Convert each line of the data below into a Markdown table with the columns "Row" and "Entry," numbering the rows in order and skipping blank lines. Omit the pictures from the table.

▸ INPUT FOR THIS TASK:
>> START
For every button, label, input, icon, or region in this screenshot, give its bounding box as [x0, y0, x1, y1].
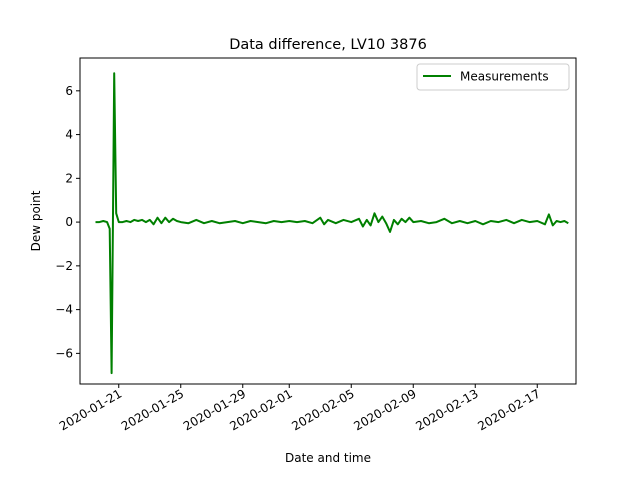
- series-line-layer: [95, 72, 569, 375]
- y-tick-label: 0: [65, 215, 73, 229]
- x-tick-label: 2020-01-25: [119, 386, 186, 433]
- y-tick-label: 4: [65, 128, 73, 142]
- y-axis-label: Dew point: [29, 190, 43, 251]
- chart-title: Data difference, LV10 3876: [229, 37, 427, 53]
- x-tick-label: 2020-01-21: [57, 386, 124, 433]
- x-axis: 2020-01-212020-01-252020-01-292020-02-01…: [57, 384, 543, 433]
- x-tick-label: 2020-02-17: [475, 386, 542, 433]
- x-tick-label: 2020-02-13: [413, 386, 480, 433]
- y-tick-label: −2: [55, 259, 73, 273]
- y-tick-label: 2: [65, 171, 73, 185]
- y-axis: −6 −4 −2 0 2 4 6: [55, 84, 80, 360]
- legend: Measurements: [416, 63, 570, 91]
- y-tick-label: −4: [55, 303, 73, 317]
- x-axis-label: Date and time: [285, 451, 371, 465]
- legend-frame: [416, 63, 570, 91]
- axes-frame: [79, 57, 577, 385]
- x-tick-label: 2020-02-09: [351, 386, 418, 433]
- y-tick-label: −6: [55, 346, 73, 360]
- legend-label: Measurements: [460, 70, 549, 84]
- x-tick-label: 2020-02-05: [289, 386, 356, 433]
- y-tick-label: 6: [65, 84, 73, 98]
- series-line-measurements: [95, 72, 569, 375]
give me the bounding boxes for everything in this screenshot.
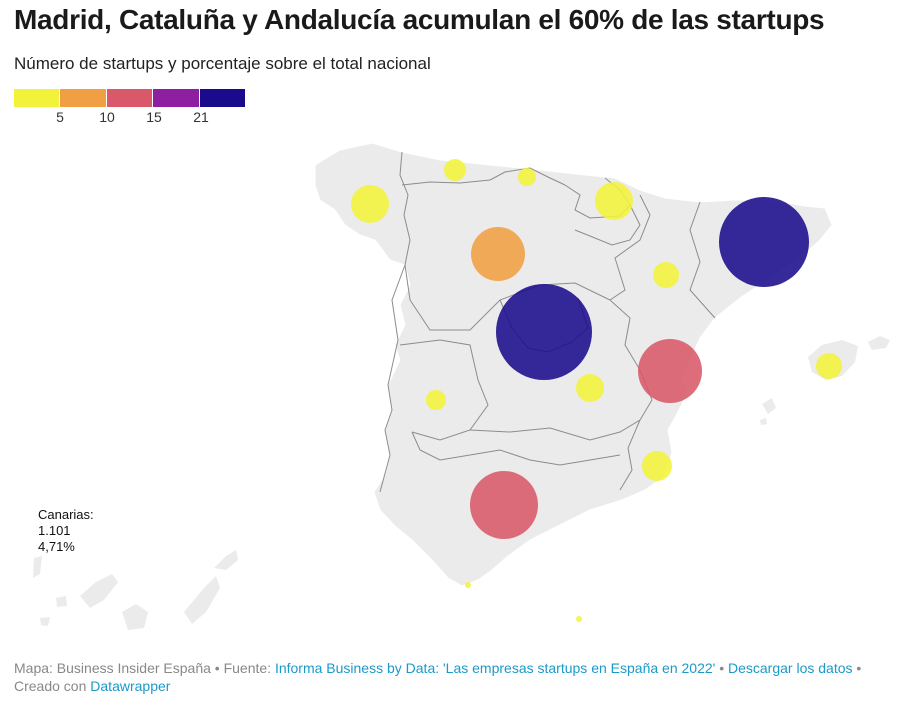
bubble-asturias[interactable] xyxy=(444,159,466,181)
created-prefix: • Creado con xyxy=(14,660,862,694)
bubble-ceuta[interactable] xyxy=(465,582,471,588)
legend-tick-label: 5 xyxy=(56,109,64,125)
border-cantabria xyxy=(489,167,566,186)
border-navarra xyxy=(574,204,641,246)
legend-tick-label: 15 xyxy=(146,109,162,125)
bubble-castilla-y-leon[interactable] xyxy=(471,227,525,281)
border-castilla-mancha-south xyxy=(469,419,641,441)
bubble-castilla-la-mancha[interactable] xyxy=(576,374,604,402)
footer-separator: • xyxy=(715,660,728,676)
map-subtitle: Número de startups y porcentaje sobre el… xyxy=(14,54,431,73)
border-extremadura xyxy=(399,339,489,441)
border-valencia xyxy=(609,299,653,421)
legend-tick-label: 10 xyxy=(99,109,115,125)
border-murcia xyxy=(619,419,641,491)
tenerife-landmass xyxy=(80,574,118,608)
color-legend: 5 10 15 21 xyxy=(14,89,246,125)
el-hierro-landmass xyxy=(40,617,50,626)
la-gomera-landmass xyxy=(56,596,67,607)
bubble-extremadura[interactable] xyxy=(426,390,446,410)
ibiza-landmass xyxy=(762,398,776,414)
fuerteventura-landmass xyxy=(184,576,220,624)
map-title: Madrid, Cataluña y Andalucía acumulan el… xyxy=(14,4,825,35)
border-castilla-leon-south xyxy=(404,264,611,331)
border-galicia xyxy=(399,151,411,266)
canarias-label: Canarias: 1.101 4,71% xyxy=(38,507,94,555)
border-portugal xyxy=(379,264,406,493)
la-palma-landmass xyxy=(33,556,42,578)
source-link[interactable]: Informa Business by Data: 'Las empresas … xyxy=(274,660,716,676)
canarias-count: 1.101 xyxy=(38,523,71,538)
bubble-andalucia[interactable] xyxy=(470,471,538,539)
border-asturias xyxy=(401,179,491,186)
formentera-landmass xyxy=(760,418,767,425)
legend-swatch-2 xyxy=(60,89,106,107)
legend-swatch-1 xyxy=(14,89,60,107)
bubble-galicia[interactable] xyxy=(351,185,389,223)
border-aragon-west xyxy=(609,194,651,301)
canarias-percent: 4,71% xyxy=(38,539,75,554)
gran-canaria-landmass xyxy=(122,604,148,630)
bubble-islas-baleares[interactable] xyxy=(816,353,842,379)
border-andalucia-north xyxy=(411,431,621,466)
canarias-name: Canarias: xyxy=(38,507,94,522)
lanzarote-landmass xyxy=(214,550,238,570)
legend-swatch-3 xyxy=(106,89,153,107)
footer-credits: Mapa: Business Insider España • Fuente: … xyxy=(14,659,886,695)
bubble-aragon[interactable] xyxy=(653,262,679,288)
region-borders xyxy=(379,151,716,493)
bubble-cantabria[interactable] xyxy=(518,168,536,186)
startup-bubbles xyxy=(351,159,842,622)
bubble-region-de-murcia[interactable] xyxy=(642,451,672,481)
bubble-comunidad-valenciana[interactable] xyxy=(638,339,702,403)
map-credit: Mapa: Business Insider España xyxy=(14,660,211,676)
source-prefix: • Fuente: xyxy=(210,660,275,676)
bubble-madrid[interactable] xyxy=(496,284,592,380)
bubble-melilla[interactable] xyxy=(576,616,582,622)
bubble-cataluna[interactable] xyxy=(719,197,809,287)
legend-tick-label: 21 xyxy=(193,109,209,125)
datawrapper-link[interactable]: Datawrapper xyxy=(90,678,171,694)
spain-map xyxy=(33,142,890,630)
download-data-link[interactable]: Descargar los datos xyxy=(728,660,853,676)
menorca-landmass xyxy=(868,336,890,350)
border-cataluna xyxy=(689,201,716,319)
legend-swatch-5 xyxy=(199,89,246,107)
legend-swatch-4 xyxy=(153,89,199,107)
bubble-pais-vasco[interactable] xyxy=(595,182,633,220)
>> END
▸ EXERCISE OUTPUT:
| Row | Entry |
|---|---|
| 1 | For every button, label, input, icon, or region in this screenshot, give its bounding box as [x0, y0, x1, y1]. |
| 2 | - series-line-layer: [95, 72, 569, 375] |
| 3 | - y-tick-label: 0: [65, 215, 73, 229] |
| 4 | - x-tick-label: 2020-01-25: [119, 386, 186, 433] |
| 5 | - y-tick-label: 4: [65, 128, 73, 142] |
| 6 | - y-axis-label: Dew point: [29, 190, 43, 251] |
| 7 | - chart-title: Data difference, LV10 3876: [229, 37, 427, 53] |
| 8 | - x-tick-label: 2020-01-21: [57, 386, 124, 433] |
| 9 | - x-axis: 2020-01-212020-01-252020-01-292020-02-01…: [57, 384, 543, 433] |
| 10 | - x-tick-label: 2020-02-17: [475, 386, 542, 433] |
| 11 | - x-tick-label: 2020-02-13: [413, 386, 480, 433] |
| 12 | - y-tick-label: −2: [55, 259, 73, 273] |
| 13 | - y-tick-label: 2: [65, 171, 73, 185] |
| 14 | - y-axis: −6 −4 −2 0 2 4 6: [55, 84, 80, 360] |
| 15 | - legend: Measurements: [416, 63, 570, 91] |
| 16 | - y-tick-label: −4: [55, 303, 73, 317] |
| 17 | - x-axis-label: Date and time: [285, 451, 371, 465] |
| 18 | - legend-frame: [416, 63, 570, 91] |
| 19 | - axes-frame: [79, 57, 577, 385] |
| 20 | - x-tick-label: 2020-02-09: [351, 386, 418, 433] |
| 21 | - y-tick-label: −6: [55, 346, 73, 360] |
| 22 | - legend-label: Measurements: [460, 70, 549, 84] |
| 23 | - x-tick-label: 2020-02-05: [289, 386, 356, 433] |
| 24 | - y-tick-label: 6: [65, 84, 73, 98] |
| 25 | - series-line-measurements: [95, 72, 569, 375] |
| 26 | give me the bounding boxes for everything in this screenshot. |
| 27 | bubble-asturias[interactable] xyxy=(444,159,466,181) |
| 28 | created-prefix: • Creado con xyxy=(14,660,862,694) |
| 29 | bubble-ceuta[interactable] xyxy=(465,582,471,588) |
| 30 | legend-tick-label: 5 xyxy=(56,109,64,125) |
| 31 | border-cantabria xyxy=(489,167,566,186) |
| 32 | border-navarra xyxy=(574,204,641,246) |
| 33 | legend-tick-label: 15 xyxy=(146,109,162,125) |
| 34 | bubble-castilla-y-leon[interactable] xyxy=(471,227,525,281) |
| 35 | border-castilla-mancha-south xyxy=(469,419,641,441) |
| 36 | bubble-castilla-la-mancha[interactable] xyxy=(576,374,604,402) |
| 37 | footer-separator: • xyxy=(715,660,728,676) |
| 38 | map-subtitle: Número de startups y porcentaje sobre el… xyxy=(14,54,431,73) |
| 39 | border-extremadura xyxy=(399,339,489,441) |
| 40 | border-valencia xyxy=(609,299,653,421) |
| 41 | legend-tick-label: 10 xyxy=(99,109,115,125) |
| 42 | border-murcia xyxy=(619,419,641,491) |
| 43 | tenerife-landmass xyxy=(80,574,118,608) |
| 44 | color-legend: 5 10 15 21 xyxy=(14,89,246,125) |
| 45 | el-hierro-landmass xyxy=(40,617,50,626) |
| 46 | la-gomera-landmass xyxy=(56,596,67,607) |
| 47 | bubble-extremadura[interactable] xyxy=(426,390,446,410) |
| 48 | ibiza-landmass xyxy=(762,398,776,414) |
| 49 | fuerteventura-landmass xyxy=(184,576,220,624) |
| 50 | map-title: Madrid, Cataluña y Andalucía acumulan el… xyxy=(14,4,825,35) |
| 51 | border-castilla-leon-south xyxy=(404,264,611,331) |
| 52 | border-galicia xyxy=(399,151,411,266) |
| 53 | canarias-label: Canarias: 1.101 4,71% xyxy=(38,507,94,555) |
| 54 | border-portugal xyxy=(379,264,406,493) |
| 55 | la-palma-landmass xyxy=(33,556,42,578) |
| 56 | source-link[interactable]: Informa Business by Data: 'Las empresas … xyxy=(274,660,716,676) |
| 57 | canarias-count: 1.101 xyxy=(38,523,71,538) |
| 58 | bubble-andalucia[interactable] xyxy=(470,471,538,539) |
| 59 | border-asturias xyxy=(401,179,491,186) |
| 60 | formentera-landmass xyxy=(760,418,767,425) |
| 61 | legend-swatch-2 xyxy=(60,89,106,107) |
| 62 | legend-swatch-1 xyxy=(14,89,60,107) |
| 63 | bubble-galicia[interactable] xyxy=(351,185,389,223) |
| 64 | border-aragon-west xyxy=(609,194,651,301) |
| 65 | canarias-percent: 4,71% xyxy=(38,539,75,554) |
| 66 | gran-canaria-landmass xyxy=(122,604,148,630) |
| 67 | bubble-islas-baleares[interactable] xyxy=(816,353,842,379) |
| 68 | border-andalucia-north xyxy=(411,431,621,466) |
| 69 | canarias-name: Canarias: xyxy=(38,507,94,522) |
| 70 | lanzarote-landmass xyxy=(214,550,238,570) |
| 71 | legend-swatch-3 xyxy=(106,89,153,107) |
| 72 | footer-credits: Mapa: Business Insider España • Fuente: … xyxy=(14,659,886,695) |
| 73 | bubble-aragon[interactable] xyxy=(653,262,679,288) |
| 74 | region-borders xyxy=(379,151,716,493) |
| 75 | bubble-cantabria[interactable] xyxy=(518,168,536,186) |
| 76 | startup-bubbles xyxy=(351,159,842,622) |
| 77 | bubble-region-de-murcia[interactable] xyxy=(642,451,672,481) |
| 78 | bubble-comunidad-valenciana[interactable] xyxy=(638,339,702,403) |
| 79 | map-credit: Mapa: Business Insider España xyxy=(14,660,211,676) |
| 80 | source-prefix: • Fuente: xyxy=(210,660,275,676) |
| 81 | bubble-madrid[interactable] xyxy=(496,284,592,380) |
| 82 | bubble-melilla[interactable] xyxy=(576,616,582,622) |
| 83 | bubble-cataluna[interactable] xyxy=(719,197,809,287) |
| 84 | legend-tick-label: 21 xyxy=(193,109,209,125) |
| 85 | datawrapper-link[interactable]: Datawrapper xyxy=(90,678,171,694) |
| 86 | spain-map xyxy=(33,142,890,630) |
| 87 | download-data-link[interactable]: Descargar los datos xyxy=(728,660,853,676) |
| 88 | menorca-landmass xyxy=(868,336,890,350) |
| 89 | border-cataluna xyxy=(689,201,716,319) |
| 90 | legend-swatch-5 xyxy=(199,89,246,107) |
| 91 | legend-swatch-4 xyxy=(153,89,199,107) |
| 92 | bubble-pais-vasco[interactable] xyxy=(595,182,633,220) |